§ **DIRECTIVE**
Gather the lines that hold the string "this".

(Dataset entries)
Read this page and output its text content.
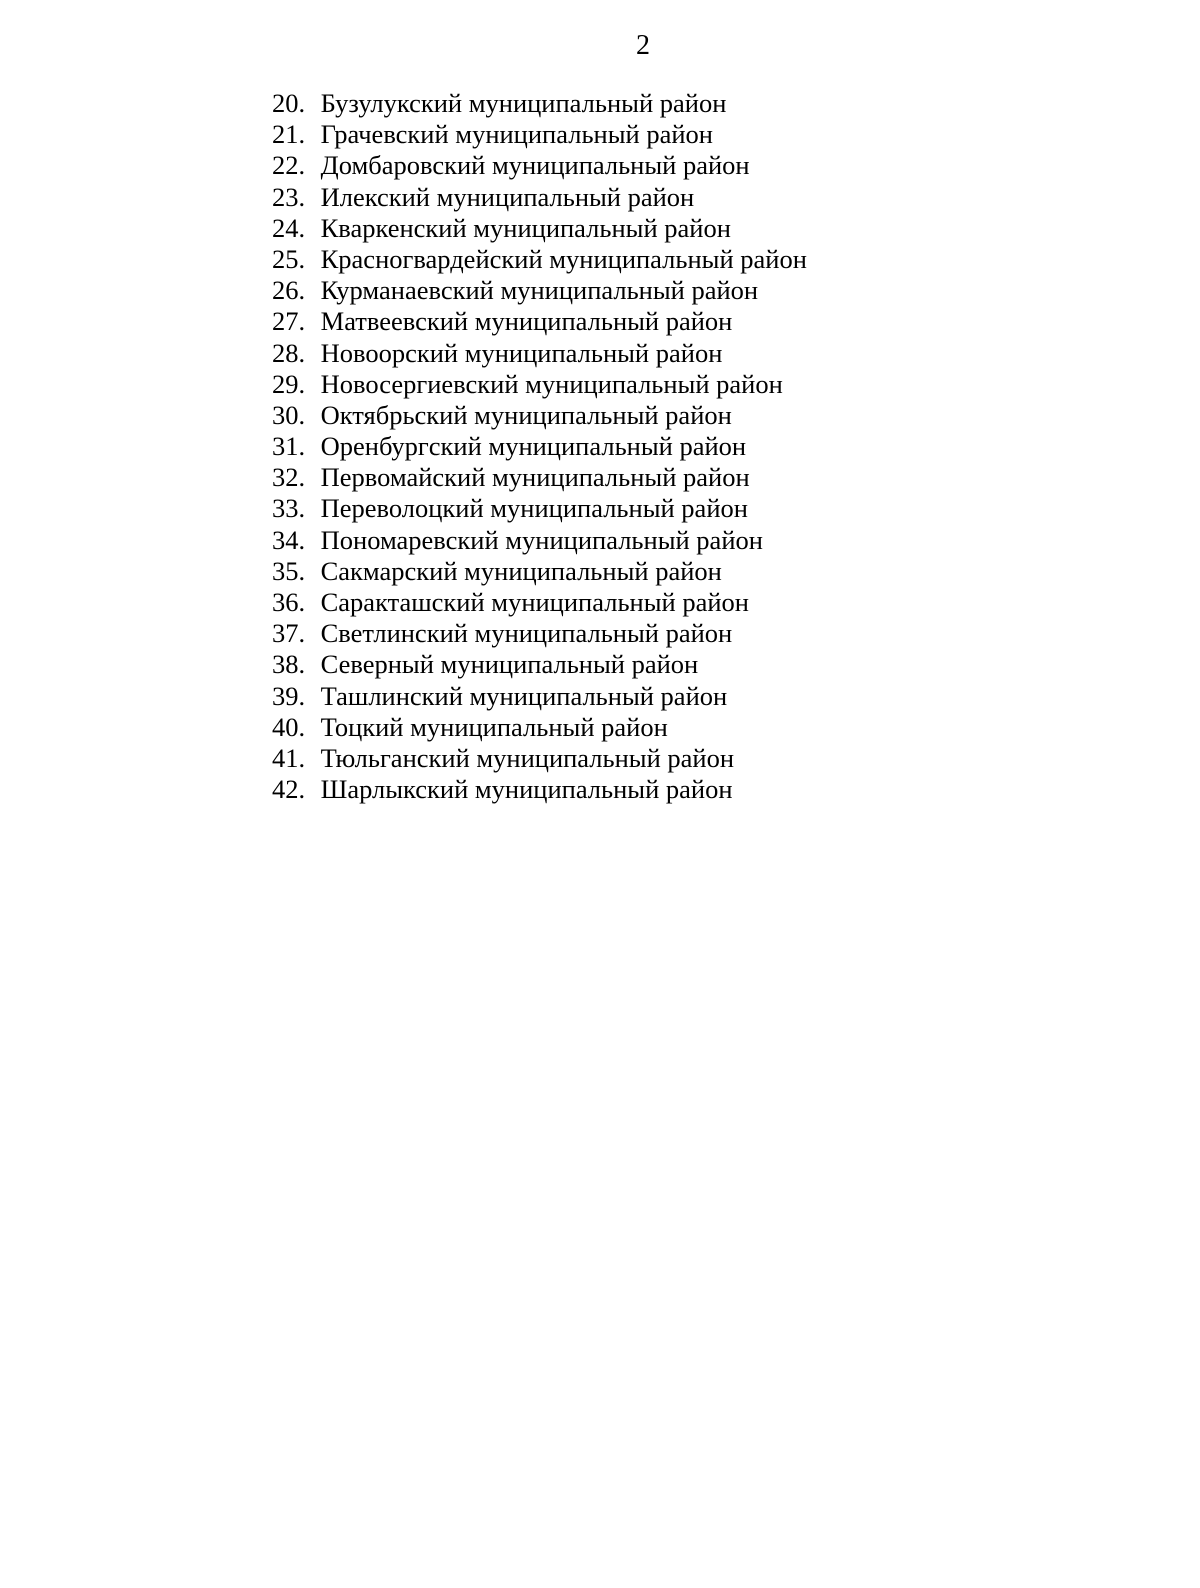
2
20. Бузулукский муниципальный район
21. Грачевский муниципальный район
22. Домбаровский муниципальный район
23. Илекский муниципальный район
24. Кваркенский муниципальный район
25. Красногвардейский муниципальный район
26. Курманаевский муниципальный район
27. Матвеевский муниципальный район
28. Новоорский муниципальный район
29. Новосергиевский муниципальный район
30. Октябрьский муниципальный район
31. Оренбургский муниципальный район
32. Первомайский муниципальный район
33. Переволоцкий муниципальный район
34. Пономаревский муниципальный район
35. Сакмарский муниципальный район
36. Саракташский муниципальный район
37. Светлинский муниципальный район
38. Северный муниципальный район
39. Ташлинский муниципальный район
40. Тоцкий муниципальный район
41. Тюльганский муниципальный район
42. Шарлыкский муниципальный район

==

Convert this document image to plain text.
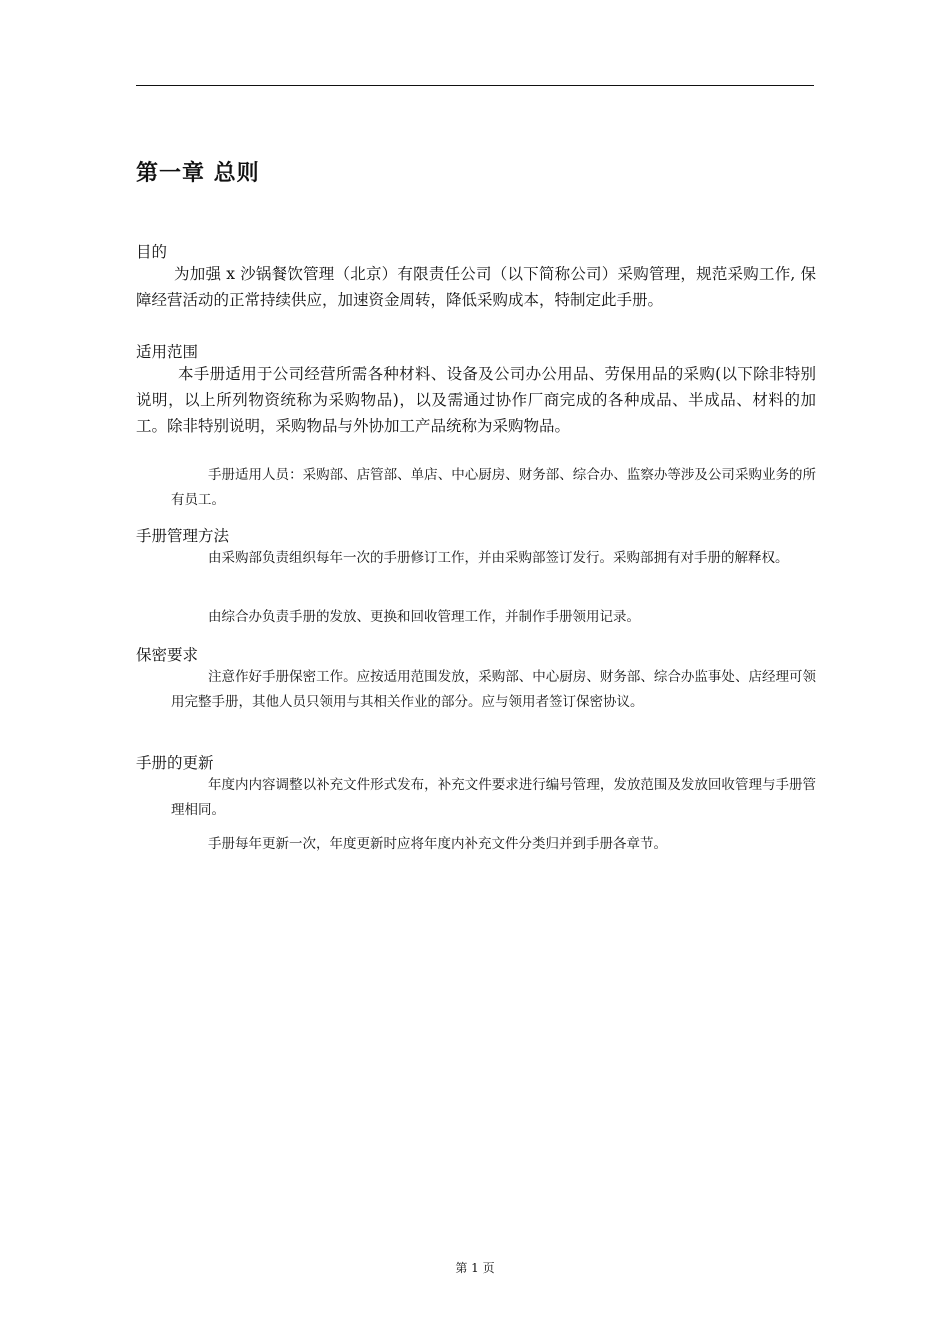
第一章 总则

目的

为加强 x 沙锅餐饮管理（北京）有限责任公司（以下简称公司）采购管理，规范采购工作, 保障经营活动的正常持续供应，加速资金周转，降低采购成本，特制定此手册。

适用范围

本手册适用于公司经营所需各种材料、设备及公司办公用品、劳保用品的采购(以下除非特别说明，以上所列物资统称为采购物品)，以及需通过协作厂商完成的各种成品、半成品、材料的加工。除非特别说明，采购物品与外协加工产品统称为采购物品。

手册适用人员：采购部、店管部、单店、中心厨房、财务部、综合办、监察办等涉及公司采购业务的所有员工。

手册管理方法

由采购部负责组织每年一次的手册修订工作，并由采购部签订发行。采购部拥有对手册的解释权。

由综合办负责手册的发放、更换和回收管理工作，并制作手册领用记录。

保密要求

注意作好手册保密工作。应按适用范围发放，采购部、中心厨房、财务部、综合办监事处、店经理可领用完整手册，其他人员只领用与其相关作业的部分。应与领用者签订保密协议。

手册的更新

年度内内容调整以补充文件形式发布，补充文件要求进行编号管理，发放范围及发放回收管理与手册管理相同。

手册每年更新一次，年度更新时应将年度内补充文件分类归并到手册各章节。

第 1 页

§ **WORKED ANSWER**
Read this page and output its text content.
Convert this document image to plain text.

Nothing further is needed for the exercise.